- [Stated task]:
Output nothing but the number of lines that include the word "Operating".

** Start Supplied information **

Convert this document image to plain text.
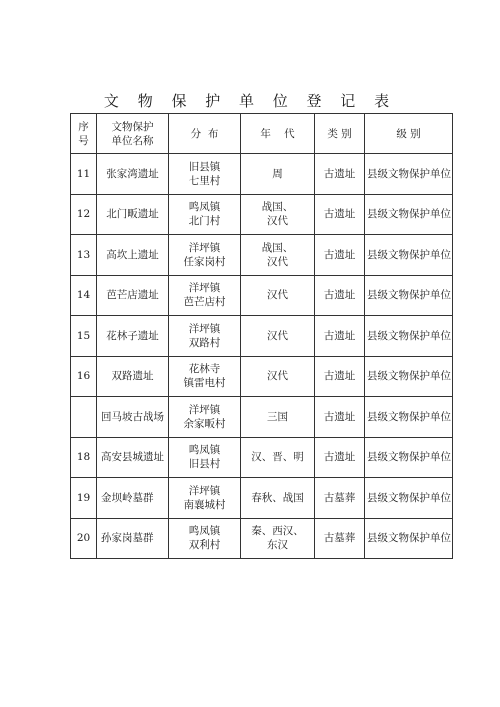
文 物 保 护 单 位 登 记 表
序
号	文物保护
单位名称	分  布	年    代	类 别	级 别

11	张家湾遗址	旧县镇
七里村	周	古遗址	县级文物保护单位

12	北门畈遗址	鸣凤镇
北门村	战国、
汉代	古遗址	县级文物保护单位

13	高坎上遗址	洋坪镇
任家岗村	战国、
汉代	古遗址	县级文物保护单位

14	芭芒店遗址	洋坪镇
芭芒店村	汉代	古遗址	县级文物保护单位

15	花林子遗址	洋坪镇
双路村	汉代	古遗址	县级文物保护单位

16	双路遗址	花林寺
镇雷电村	汉代	古遗址	县级文物保护单位

	回马坡古战场	洋坪镇
余家畈村	三国	古遗址	县级文物保护单位

18	高安县城遗址	鸣凤镇
旧县村	汉、晋、明	古遗址	县级文物保护单位

19	金坝岭墓群	洋坪镇
南襄城村	春秋、战国	古墓葬	县级文物保护单位

20	孙家岗墓群	鸣凤镇
双利村	秦、西汉、
东汉	古墓葬	县级文物保护单位
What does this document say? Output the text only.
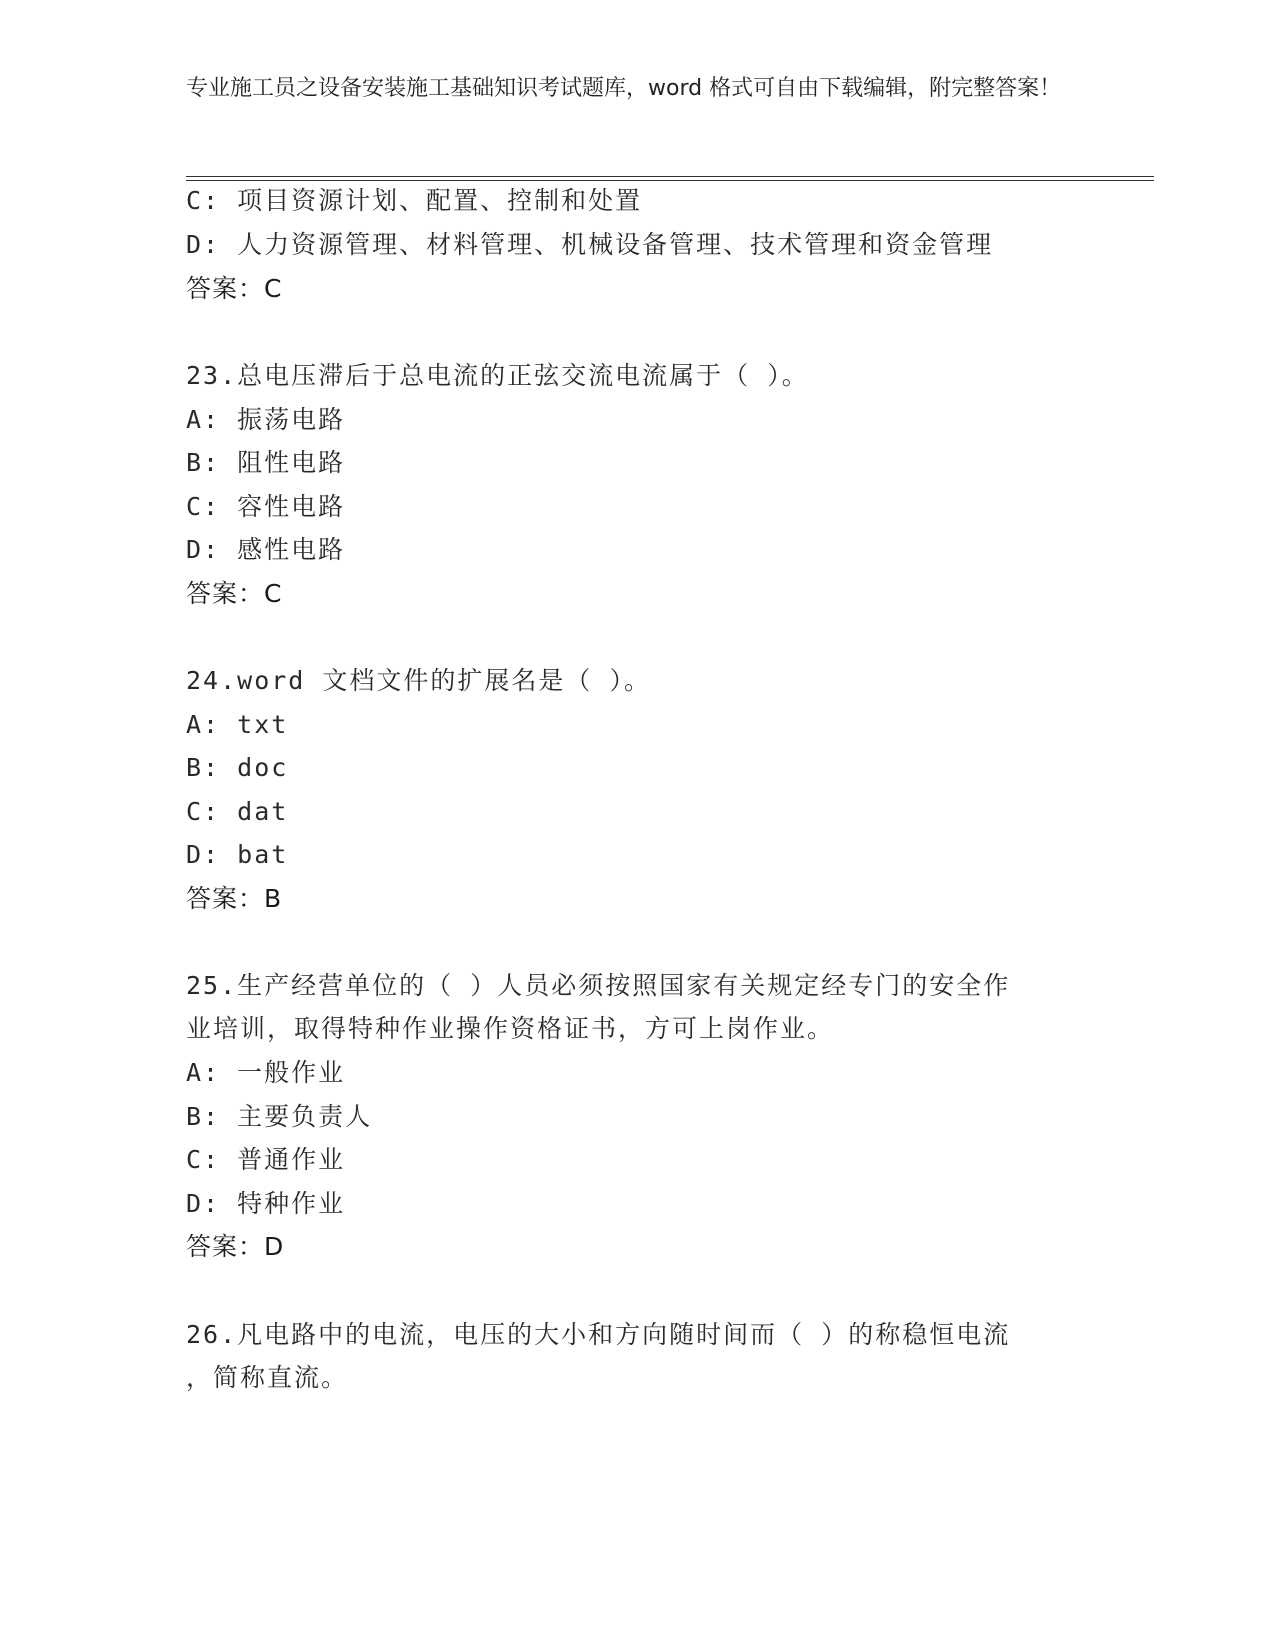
专业施工员之设备安装施工基础知识考试题库，word 格式可自由下载编辑，附完整答案！
C: 项目资源计划、配置、控制和处置
D: 人力资源管理、材料管理、机械设备管理、技术管理和资金管理
答案：C
23.总电压滞后于总电流的正弦交流电流属于（ ）。
A: 振荡电路
B: 阻性电路
C: 容性电路
D: 感性电路
答案：C
24.word 文档文件的扩展名是（ ）。
A: txt
B: doc
C: dat
D: bat
答案：B
25.生产经营单位的（ ）人员必须按照国家有关规定经专门的安全作
业培训，取得特种作业操作资格证书，方可上岗作业。
A: 一般作业
B: 主要负责人
C: 普通作业
D: 特种作业
答案：D
26.凡电路中的电流，电压的大小和方向随时间而（ ）的称稳恒电流
，简称直流。
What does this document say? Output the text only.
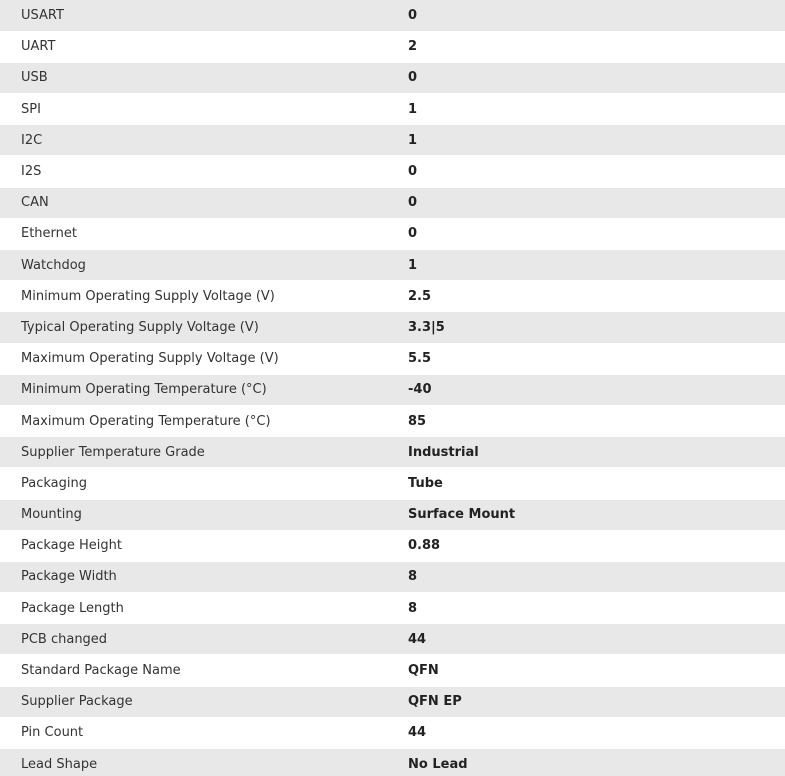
USART	0
UART	2
USB	0
SPI	1
I2C	1
I2S	0
CAN	0
Ethernet	0
Watchdog	1
Minimum Operating Supply Voltage (V)	2.5
Typical Operating Supply Voltage (V)	3.3|5
Maximum Operating Supply Voltage (V)	5.5
Minimum Operating Temperature (°C)	-40
Maximum Operating Temperature (°C)	85
Supplier Temperature Grade	Industrial
Packaging	Tube
Mounting	Surface Mount
Package Height	0.88
Package Width	8
Package Length	8
PCB changed	44
Standard Package Name	QFN
Supplier Package	QFN EP
Pin Count	44
Lead Shape	No Lead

** End Supplied information **

- [Full output]:
5